Dataset items:
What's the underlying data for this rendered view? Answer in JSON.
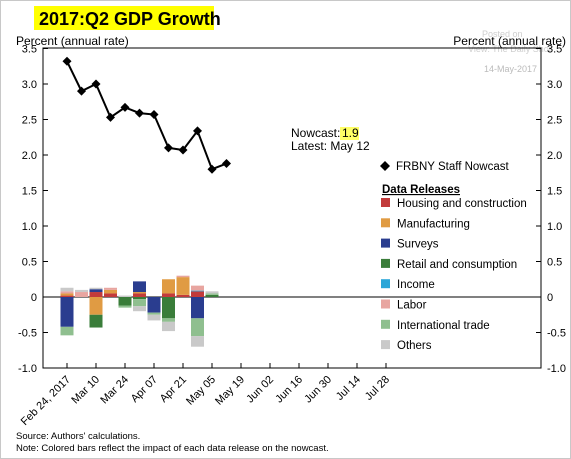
{
  "chart_data": {
    "type": "bar",
    "title": "2017:Q2 GDP Growth",
    "watermark": {
      "line1": "Posted on",
      "line2": "View: The Daily Shot",
      "date": "14-May-2017"
    },
    "ylabel_left": "Percent (annual rate)",
    "ylabel_right": "Percent (annual rate)",
    "ylim": [
      -1.0,
      3.5
    ],
    "yticks": [
      "3.5",
      "3.0",
      "2.5",
      "2.0",
      "1.5",
      "1.0",
      "0.5",
      "0",
      "-0.5",
      "-1.0"
    ],
    "ytick_values": [
      3.5,
      3.0,
      2.5,
      2.0,
      1.5,
      1.0,
      0.5,
      0,
      -0.5,
      -1.0
    ],
    "xtick_labels": [
      "Feb 24, 2017",
      "Mar 10",
      "Mar 24",
      "Apr 07",
      "Apr 21",
      "May 05",
      "May 19",
      "Jun 02",
      "Jun 16",
      "Jun 30",
      "Jul 14",
      "Jul 28"
    ],
    "x_weeks": [
      "Feb 24",
      "Mar 03",
      "Mar 10",
      "Mar 17",
      "Mar 24",
      "Mar 31",
      "Apr 07",
      "Apr 14",
      "Apr 21",
      "Apr 28",
      "May 05",
      "May 12"
    ],
    "nowcast": {
      "name": "FRBNY Staff Nowcast",
      "values": [
        3.32,
        2.9,
        3.0,
        2.53,
        2.67,
        2.59,
        2.57,
        2.1,
        2.07,
        2.34,
        1.8,
        1.88
      ]
    },
    "series": [
      {
        "name": "Housing and construction",
        "color": "#c23b3b",
        "values": [
          0.02,
          0.0,
          0.07,
          0.05,
          0.0,
          0.05,
          0.0,
          0.05,
          0.03,
          0.08,
          0.0,
          0.0
        ]
      },
      {
        "name": "Manufacturing",
        "color": "#e09b43",
        "values": [
          0.03,
          0.0,
          -0.25,
          0.05,
          0.0,
          0.02,
          0.0,
          0.2,
          0.25,
          0.0,
          0.0,
          0.0
        ]
      },
      {
        "name": "Surveys",
        "color": "#2a3d8f",
        "values": [
          -0.42,
          0.0,
          0.04,
          0.0,
          0.0,
          0.15,
          -0.22,
          0.0,
          0.0,
          -0.3,
          0.0,
          0.0
        ]
      },
      {
        "name": "Retail and consumption",
        "color": "#3a7d3a",
        "values": [
          0.0,
          0.0,
          -0.18,
          0.0,
          -0.12,
          -0.03,
          0.0,
          -0.3,
          0.0,
          0.0,
          0.03,
          0.0
        ]
      },
      {
        "name": "Income",
        "color": "#2aa6d8",
        "values": [
          0.0,
          0.0,
          0.0,
          0.0,
          0.0,
          0.0,
          0.0,
          0.0,
          0.0,
          0.01,
          0.0,
          0.0
        ]
      },
      {
        "name": "Labor",
        "color": "#e8a5a0",
        "values": [
          0.03,
          0.07,
          0.0,
          0.03,
          0.0,
          0.0,
          0.0,
          0.0,
          0.02,
          0.07,
          0.0,
          0.0
        ]
      },
      {
        "name": "International trade",
        "color": "#8fbf8f",
        "values": [
          -0.12,
          0.0,
          0.0,
          0.0,
          -0.03,
          -0.1,
          -0.03,
          -0.05,
          0.0,
          -0.25,
          0.02,
          0.0
        ]
      },
      {
        "name": "Others",
        "color": "#c9c9c9",
        "values": [
          0.05,
          0.03,
          0.02,
          0.0,
          0.02,
          -0.07,
          -0.08,
          -0.13,
          0.0,
          -0.15,
          0.03,
          0.0
        ]
      }
    ],
    "annotation": {
      "label": "Nowcast:",
      "value": "1.9",
      "latest": "Latest: May 12"
    },
    "legend_heading": "Data Releases",
    "legend_placement": "right",
    "footnotes": [
      "Source: Authors' calculations.",
      "Note: Colored bars reflect the impact of each data release on the nowcast."
    ],
    "colors": {
      "title_highlight": "#ffff00",
      "nowcast_highlight": "#ffff66",
      "line": "#000000"
    }
  }
}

» **Task to carry out**:
Write out each entry exactly as given, but skip the pictures.

» **Solution for this problem**:
What's the underlying data for this rendered view? Answer in JSON.
{
  "chart_data": {
    "type": "bar",
    "title": "2017:Q2 GDP Growth",
    "watermark": {
      "line1": "Posted on",
      "line2": "View: The Daily Shot",
      "date": "14-May-2017"
    },
    "ylabel_left": "Percent (annual rate)",
    "ylabel_right": "Percent (annual rate)",
    "ylim": [
      -1.0,
      3.5
    ],
    "yticks": [
      "3.5",
      "3.0",
      "2.5",
      "2.0",
      "1.5",
      "1.0",
      "0.5",
      "0",
      "-0.5",
      "-1.0"
    ],
    "ytick_values": [
      3.5,
      3.0,
      2.5,
      2.0,
      1.5,
      1.0,
      0.5,
      0,
      -0.5,
      -1.0
    ],
    "xtick_labels": [
      "Feb 24, 2017",
      "Mar 10",
      "Mar 24",
      "Apr 07",
      "Apr 21",
      "May 05",
      "May 19",
      "Jun 02",
      "Jun 16",
      "Jun 30",
      "Jul 14",
      "Jul 28"
    ],
    "x_weeks": [
      "Feb 24",
      "Mar 03",
      "Mar 10",
      "Mar 17",
      "Mar 24",
      "Mar 31",
      "Apr 07",
      "Apr 14",
      "Apr 21",
      "Apr 28",
      "May 05",
      "May 12"
    ],
    "nowcast": {
      "name": "FRBNY Staff Nowcast",
      "values": [
        3.32,
        2.9,
        3.0,
        2.53,
        2.67,
        2.59,
        2.57,
        2.1,
        2.07,
        2.34,
        1.8,
        1.88
      ]
    },
    "series": [
      {
        "name": "Housing and construction",
        "color": "#c23b3b",
        "values": [
          0.02,
          0.0,
          0.07,
          0.05,
          0.0,
          0.05,
          0.0,
          0.05,
          0.03,
          0.08,
          0.0,
          0.0
        ]
      },
      {
        "name": "Manufacturing",
        "color": "#e09b43",
        "values": [
          0.03,
          0.0,
          -0.25,
          0.05,
          0.0,
          0.02,
          0.0,
          0.2,
          0.25,
          0.0,
          0.0,
          0.0
        ]
      },
      {
        "name": "Surveys",
        "color": "#2a3d8f",
        "values": [
          -0.42,
          0.0,
          0.04,
          0.0,
          0.0,
          0.15,
          -0.22,
          0.0,
          0.0,
          -0.3,
          0.0,
          0.0
        ]
      },
      {
        "name": "Retail and consumption",
        "color": "#3a7d3a",
        "values": [
          0.0,
          0.0,
          -0.18,
          0.0,
          -0.12,
          -0.03,
          0.0,
          -0.3,
          0.0,
          0.0,
          0.03,
          0.0
        ]
      },
      {
        "name": "Income",
        "color": "#2aa6d8",
        "values": [
          0.0,
          0.0,
          0.0,
          0.0,
          0.0,
          0.0,
          0.0,
          0.0,
          0.0,
          0.01,
          0.0,
          0.0
        ]
      },
      {
        "name": "Labor",
        "color": "#e8a5a0",
        "values": [
          0.03,
          0.07,
          0.0,
          0.03,
          0.0,
          0.0,
          0.0,
          0.0,
          0.02,
          0.07,
          0.0,
          0.0
        ]
      },
      {
        "name": "International trade",
        "color": "#8fbf8f",
        "values": [
          -0.12,
          0.0,
          0.0,
          0.0,
          -0.03,
          -0.1,
          -0.03,
          -0.05,
          0.0,
          -0.25,
          0.02,
          0.0
        ]
      },
      {
        "name": "Others",
        "color": "#c9c9c9",
        "values": [
          0.05,
          0.03,
          0.02,
          0.0,
          0.02,
          -0.07,
          -0.08,
          -0.13,
          0.0,
          -0.15,
          0.03,
          0.0
        ]
      }
    ],
    "annotation": {
      "label": "Nowcast:",
      "value": "1.9",
      "latest": "Latest: May 12"
    },
    "legend_heading": "Data Releases",
    "legend_placement": "right",
    "footnotes": [
      "Source: Authors' calculations.",
      "Note: Colored bars reflect the impact of each data release on the nowcast."
    ],
    "colors": {
      "title_highlight": "#ffff00",
      "nowcast_highlight": "#ffff66",
      "line": "#000000"
    }
  }
}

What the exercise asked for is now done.